====== Entries provided
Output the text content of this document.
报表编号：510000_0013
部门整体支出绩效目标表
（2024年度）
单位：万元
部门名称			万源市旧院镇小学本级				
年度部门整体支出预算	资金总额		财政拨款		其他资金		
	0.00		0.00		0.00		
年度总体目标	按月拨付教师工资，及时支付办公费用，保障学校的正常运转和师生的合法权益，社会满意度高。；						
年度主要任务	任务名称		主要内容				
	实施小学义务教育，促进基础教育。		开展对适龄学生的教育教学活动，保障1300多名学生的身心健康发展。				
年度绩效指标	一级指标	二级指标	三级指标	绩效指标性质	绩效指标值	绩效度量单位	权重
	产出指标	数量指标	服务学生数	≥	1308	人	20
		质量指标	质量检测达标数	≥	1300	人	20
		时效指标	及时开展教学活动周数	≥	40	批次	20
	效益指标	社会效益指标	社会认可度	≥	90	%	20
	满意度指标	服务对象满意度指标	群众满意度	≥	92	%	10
============
Restate the records, all of them, precisely as written.

Result
Output the text content of this document.
报表编号：510000_0013
部门整体支出绩效目标表
（2024年度）
单位：万元
部门名称			万源市旧院镇小学本级				
年度部门整体支出预算	资金总额		财政拨款		其他资金		
	0.00		0.00		0.00		
年度总体目标	按月拨付教师工资，及时支付办公费用，保障学校的正常运转和师生的合法权益，社会满意度高。；						
年度主要任务	任务名称		主要内容				
	实施小学义务教育，促进基础教育。		开展对适龄学生的教育教学活动，保障1300多名学生的身心健康发展。				
年度绩效指标	一级指标	二级指标	三级指标	绩效指标性质	绩效指标值	绩效度量单位	权重
	产出指标	数量指标	服务学生数	≥	1308	人	20
		质量指标	质量检测达标数	≥	1300	人	20
		时效指标	及时开展教学活动周数	≥	40	批次	20
	效益指标	社会效益指标	社会认可度	≥	90	%	20
	满意度指标	服务对象满意度指标	群众满意度	≥	92	%	10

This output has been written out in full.